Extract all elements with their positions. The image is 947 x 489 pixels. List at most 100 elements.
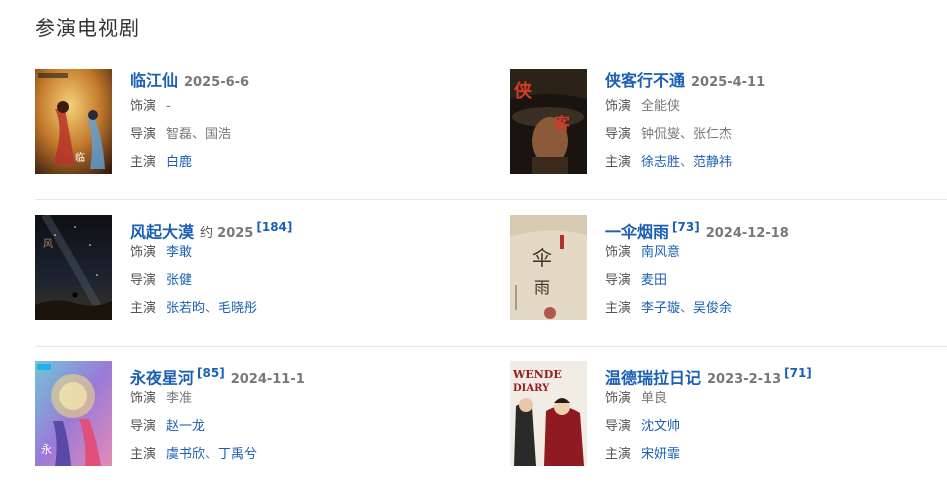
director-label: 导演 bbox=[130, 273, 157, 288]
title-line: 风起大漠约 2025 [184] bbox=[130, 215, 455, 241]
role-row: 饰演 李准 bbox=[130, 385, 455, 413]
drama-card: 永 永夜星河 [85] 2024-11-1 饰演 李准 导演 赵一龙 主演 虞书欣、丁禹兮 bbox=[35, 361, 455, 471]
role-row: 饰演 - bbox=[130, 93, 455, 121]
cast-member-link[interactable]: 白鹿 bbox=[166, 155, 192, 170]
poster-image[interactable]: 永 bbox=[35, 361, 112, 466]
poster-image[interactable]: 临 bbox=[35, 69, 112, 174]
separator: 、 bbox=[192, 127, 206, 142]
cast-label: 主演 bbox=[130, 155, 157, 170]
title-line: 温德瑞拉日记 2023-2-13 [71] bbox=[605, 361, 930, 387]
director-name: 智磊 bbox=[166, 127, 193, 142]
director-label: 导演 bbox=[605, 127, 632, 142]
cast-member-link[interactable]: 毛晓彤 bbox=[218, 301, 257, 316]
role-value: 李准 bbox=[166, 391, 193, 406]
cast-row: 主演 白鹿 bbox=[130, 149, 455, 177]
director-row: 导演 智磊、国浩 bbox=[130, 121, 455, 149]
cast-row: 主演 虞书欣、丁禹兮 bbox=[130, 441, 455, 469]
release-date: 2025 bbox=[217, 226, 254, 242]
role-row: 饰演 李敢 bbox=[130, 239, 455, 267]
role-label: 饰演 bbox=[130, 245, 157, 260]
director-label: 导演 bbox=[605, 419, 632, 434]
cast-member-link[interactable]: 吴俊余 bbox=[693, 301, 732, 316]
drama-card: 临 临江仙 2025-6-6 饰演 - 导演 智磊、国浩 主演 白鹿 bbox=[35, 69, 455, 179]
role-value: 全能侠 bbox=[641, 99, 681, 114]
drama-card: WENDE DIARY 温德瑞拉日记 2023-2-13 [71] 饰演 单良 导演沈… bbox=[510, 361, 930, 471]
svg-text:侠: 侠 bbox=[514, 80, 533, 102]
cast-member-link[interactable]: 徐志胜 bbox=[641, 155, 680, 170]
svg-text:伞: 伞 bbox=[532, 246, 552, 270]
role-label: 饰演 bbox=[605, 245, 632, 260]
score-badge[interactable]: [85] bbox=[197, 366, 225, 380]
drama-title-link[interactable]: 临江仙 bbox=[130, 71, 178, 90]
svg-text:雨: 雨 bbox=[534, 278, 550, 297]
cast-row: 主演 徐志胜、范静祎 bbox=[605, 149, 930, 177]
role-label: 饰演 bbox=[130, 99, 157, 114]
role-label: 饰演 bbox=[130, 391, 157, 406]
cast-member-link[interactable]: 范静祎 bbox=[693, 155, 732, 170]
row-divider bbox=[35, 199, 947, 200]
poster-image[interactable]: 侠 客 bbox=[510, 69, 587, 174]
title-line: 临江仙 2025-6-6 bbox=[130, 69, 455, 93]
role-value: 单良 bbox=[641, 391, 668, 406]
drama-title-link[interactable]: 侠客行不通 bbox=[605, 71, 685, 90]
director-label: 导演 bbox=[130, 419, 157, 434]
cast-label: 主演 bbox=[130, 447, 157, 462]
cast-label: 主演 bbox=[605, 155, 632, 170]
poster-image[interactable]: 风 bbox=[35, 215, 112, 320]
release-date: 2025-6-6 bbox=[184, 75, 250, 90]
director-row: 导演 钟侃燮、张仁杰 bbox=[605, 121, 930, 149]
role-link[interactable]: 李敢 bbox=[166, 245, 192, 260]
role-label: 饰演 bbox=[605, 391, 632, 406]
cast-label: 主演 bbox=[130, 301, 157, 316]
title-line: 永夜星河 [85] 2024-11-1 bbox=[130, 361, 455, 388]
cast-member-link[interactable]: 张若昀 bbox=[166, 301, 205, 316]
release-date: 2024-12-18 bbox=[705, 226, 789, 242]
director-link[interactable]: 张健 bbox=[166, 273, 192, 288]
title-line: 侠客行不通 2025-4-11 bbox=[605, 69, 930, 93]
poster-image[interactable]: 伞 雨 bbox=[510, 215, 587, 320]
svg-text:DIARY: DIARY bbox=[513, 383, 550, 394]
poster-image[interactable]: WENDE DIARY bbox=[510, 361, 587, 466]
release-date: 2025-4-11 bbox=[691, 75, 766, 90]
director-row: 导演 麦田 bbox=[605, 267, 930, 295]
title-line: 一伞烟雨 [73] 2024-12-18 bbox=[605, 215, 930, 242]
role-row: 饰演 单良 bbox=[605, 385, 930, 413]
approx-prefix: 约 bbox=[200, 226, 214, 242]
role-link[interactable]: 南风意 bbox=[641, 245, 680, 260]
role-label: 饰演 bbox=[605, 99, 632, 114]
role-row: 饰演 全能侠 bbox=[605, 93, 930, 121]
director-link[interactable]: 沈文帅 bbox=[641, 419, 680, 434]
separator: 、 bbox=[205, 447, 219, 462]
separator: 、 bbox=[680, 155, 694, 170]
row-divider bbox=[35, 346, 947, 347]
director-label: 导演 bbox=[605, 273, 632, 288]
cast-member-link[interactable]: 虞书欣 bbox=[166, 447, 205, 462]
cast-member-link[interactable]: 丁禹兮 bbox=[218, 447, 257, 462]
cast-member-link[interactable]: 李子璇 bbox=[641, 301, 680, 316]
cast-label: 主演 bbox=[605, 447, 632, 462]
score-badge[interactable]: [184] bbox=[256, 220, 292, 234]
director-name: 钟侃燮 bbox=[641, 127, 681, 142]
svg-text:客: 客 bbox=[554, 114, 571, 133]
director-row: 导演 张健 bbox=[130, 267, 455, 295]
score-badge[interactable]: [71] bbox=[784, 366, 812, 380]
svg-text:风: 风 bbox=[43, 238, 53, 250]
drama-card: 伞 雨 一伞烟雨 [73] 2024-12-18 饰演 南风意 导演 麦田 主演 李子璇、… bbox=[510, 215, 930, 325]
cast-label: 主演 bbox=[605, 301, 632, 316]
director-link[interactable]: 赵一龙 bbox=[166, 419, 205, 434]
svg-text:永: 永 bbox=[41, 442, 52, 456]
director-link[interactable]: 麦田 bbox=[641, 273, 667, 288]
svg-text:WENDE: WENDE bbox=[512, 368, 562, 381]
drama-card: 风 风起大漠约 2025 [184] 饰演 李敢 导演 张健 主演 张若昀、毛晓彤 bbox=[35, 215, 455, 325]
role-row: 饰演 南风意 bbox=[605, 239, 930, 267]
cast-member-link[interactable]: 宋妍霏 bbox=[641, 447, 680, 462]
cast-row: 主演 宋妍霏 bbox=[605, 441, 930, 469]
cast-row: 主演 李子璇、吴俊余 bbox=[605, 295, 930, 323]
director-name: 张仁杰 bbox=[693, 127, 733, 142]
approx-date: 约 2025 bbox=[200, 226, 253, 241]
score-badge[interactable]: [73] bbox=[672, 220, 700, 234]
separator: 、 bbox=[680, 301, 694, 316]
director-row: 导演 沈文帅 bbox=[605, 413, 930, 441]
cast-row: 主演 张若昀、毛晓彤 bbox=[130, 295, 455, 323]
release-date: 2024-11-1 bbox=[230, 372, 305, 388]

■ ■ ■ ■ ■

■ **REQUIRED TASK**: Reproduce every line of the records above without any change, but leave out the pictures.

■ **COMPLETE RESPONSE**:
Extract all elements with their positions. The image is 947 x 489 pixels. List at most 100 elements.
director-label: 导演 bbox=[130, 273, 157, 288]
title-line: 风起大漠约 2025 [184] bbox=[130, 215, 455, 241]
role-row: 饰演 李准 bbox=[130, 385, 455, 413]
drama-card: 永 永夜星河 [85] 2024-11-1 饰演 李准 导演 赵一龙 主演 虞书欣、丁禹兮 bbox=[35, 361, 455, 471]
role-row: 饰演 - bbox=[130, 93, 455, 121]
cast-member-link[interactable]: 白鹿 bbox=[166, 155, 192, 170]
poster-image[interactable]: 永 bbox=[35, 361, 112, 466]
poster-image[interactable]: 临 bbox=[35, 69, 112, 174]
separator: 、 bbox=[192, 127, 206, 142]
cast-label: 主演 bbox=[130, 155, 157, 170]
title-line: 温德瑞拉日记 2023-2-13 [71] bbox=[605, 361, 930, 387]
director-name: 智磊 bbox=[166, 127, 193, 142]
director-label: 导演 bbox=[605, 127, 632, 142]
cast-member-link[interactable]: 毛晓彤 bbox=[218, 301, 257, 316]
role-value: 李准 bbox=[166, 391, 193, 406]
cast-row: 主演 白鹿 bbox=[130, 149, 455, 177]
director-row: 导演 智磊、国浩 bbox=[130, 121, 455, 149]
cast-row: 主演 虞书欣、丁禹兮 bbox=[130, 441, 455, 469]
release-date: 2025 bbox=[217, 226, 254, 242]
role-row: 饰演 李敢 bbox=[130, 239, 455, 267]
role-label: 饰演 bbox=[130, 245, 157, 260]
director-label: 导演 bbox=[605, 419, 632, 434]
cast-member-link[interactable]: 吴俊余 bbox=[693, 301, 732, 316]
drama-card: 临 临江仙 2025-6-6 饰演 - 导演 智磊、国浩 主演 白鹿 bbox=[35, 69, 455, 179]
role-value: 全能侠 bbox=[641, 99, 681, 114]
drama-card: WENDE DIARY 温德瑞拉日记 2023-2-13 [71] 饰演 单良 导演沈… bbox=[510, 361, 930, 471]
svg-text:侠: 侠 bbox=[514, 80, 533, 102]
cast-member-link[interactable]: 徐志胜 bbox=[641, 155, 680, 170]
svg-text:伞: 伞 bbox=[532, 246, 552, 270]
role-label: 饰演 bbox=[605, 245, 632, 260]
score-badge[interactable]: [85] bbox=[197, 366, 225, 380]
drama-title-link[interactable]: 临江仙 bbox=[130, 71, 178, 90]
svg-text:雨: 雨 bbox=[534, 278, 550, 297]
cast-row: 主演 徐志胜、范静祎 bbox=[605, 149, 930, 177]
role-label: 饰演 bbox=[130, 99, 157, 114]
role-label: 饰演 bbox=[130, 391, 157, 406]
cast-member-link[interactable]: 范静祎 bbox=[693, 155, 732, 170]
row-divider bbox=[35, 199, 947, 200]
poster-image[interactable]: 侠 客 bbox=[510, 69, 587, 174]
title-line: 临江仙 2025-6-6 bbox=[130, 69, 455, 93]
role-value: 单良 bbox=[641, 391, 668, 406]
drama-title-link[interactable]: 侠客行不通 bbox=[605, 71, 685, 90]
director-label: 导演 bbox=[130, 419, 157, 434]
cast-label: 主演 bbox=[130, 447, 157, 462]
cast-label: 主演 bbox=[605, 155, 632, 170]
poster-image[interactable]: 风 bbox=[35, 215, 112, 320]
release-date: 2025-6-6 bbox=[184, 75, 250, 90]
director-row: 导演 钟侃燮、张仁杰 bbox=[605, 121, 930, 149]
role-link[interactable]: 李敢 bbox=[166, 245, 192, 260]
role-label: 饰演 bbox=[605, 391, 632, 406]
cast-label: 主演 bbox=[130, 301, 157, 316]
title-line: 永夜星河 [85] 2024-11-1 bbox=[130, 361, 455, 388]
cast-member-link[interactable]: 张若昀 bbox=[166, 301, 205, 316]
release-date: 2024-12-18 bbox=[705, 226, 789, 242]
director-link[interactable]: 张健 bbox=[166, 273, 192, 288]
title-line: 侠客行不通 2025-4-11 bbox=[605, 69, 930, 93]
poster-image[interactable]: 伞 雨 bbox=[510, 215, 587, 320]
svg-text:DIARY: DIARY bbox=[513, 383, 550, 394]
poster-image[interactable]: WENDE DIARY bbox=[510, 361, 587, 466]
release-date: 2025-4-11 bbox=[691, 75, 766, 90]
director-row: 导演 麦田 bbox=[605, 267, 930, 295]
title-line: 一伞烟雨 [73] 2024-12-18 bbox=[605, 215, 930, 242]
role-row: 饰演 单良 bbox=[605, 385, 930, 413]
approx-prefix: 约 bbox=[200, 226, 214, 242]
role-link[interactable]: 南风意 bbox=[641, 245, 680, 260]
role-label: 饰演 bbox=[605, 99, 632, 114]
role-row: 饰演 全能侠 bbox=[605, 93, 930, 121]
director-link[interactable]: 沈文帅 bbox=[641, 419, 680, 434]
separator: 、 bbox=[205, 447, 219, 462]
separator: 、 bbox=[680, 155, 694, 170]
row-divider bbox=[35, 346, 947, 347]
director-label: 导演 bbox=[605, 273, 632, 288]
cast-member-link[interactable]: 虞书欣 bbox=[166, 447, 205, 462]
cast-member-link[interactable]: 丁禹兮 bbox=[218, 447, 257, 462]
cast-member-link[interactable]: 李子璇 bbox=[641, 301, 680, 316]
cast-label: 主演 bbox=[605, 447, 632, 462]
score-badge[interactable]: [184] bbox=[256, 220, 292, 234]
director-name: 钟侃燮 bbox=[641, 127, 681, 142]
svg-text:客: 客 bbox=[554, 114, 571, 133]
director-row: 导演 张健 bbox=[130, 267, 455, 295]
score-badge[interactable]: [71] bbox=[784, 366, 812, 380]
svg-text:风: 风 bbox=[43, 238, 53, 250]
drama-card: 伞 雨 一伞烟雨 [73] 2024-12-18 饰演 南风意 导演 麦田 主演 李子璇、… bbox=[510, 215, 930, 325]
cast-label: 主演 bbox=[605, 301, 632, 316]
director-link[interactable]: 赵一龙 bbox=[166, 419, 205, 434]
svg-text:永: 永 bbox=[41, 442, 52, 456]
director-link[interactable]: 麦田 bbox=[641, 273, 667, 288]
svg-text:WENDE: WENDE bbox=[512, 368, 562, 381]
drama-card: 风 风起大漠约 2025 [184] 饰演 李敢 导演 张健 主演 张若昀、毛晓彤 bbox=[35, 215, 455, 325]
role-row: 饰演 南风意 bbox=[605, 239, 930, 267]
cast-member-link[interactable]: 宋妍霏 bbox=[641, 447, 680, 462]
cast-row: 主演 宋妍霏 bbox=[605, 441, 930, 469]
cast-row: 主演 李子璇、吴俊余 bbox=[605, 295, 930, 323]
director-name: 张仁杰 bbox=[693, 127, 733, 142]
approx-date: 约 2025 bbox=[200, 226, 253, 241]
score-badge[interactable]: [73] bbox=[672, 220, 700, 234]
separator: 、 bbox=[680, 301, 694, 316]
director-row: 导演 沈文帅 bbox=[605, 413, 930, 441]
cast-row: 主演 张若昀、毛晓彤 bbox=[130, 295, 455, 323]
release-date: 2024-11-1 bbox=[230, 372, 305, 388]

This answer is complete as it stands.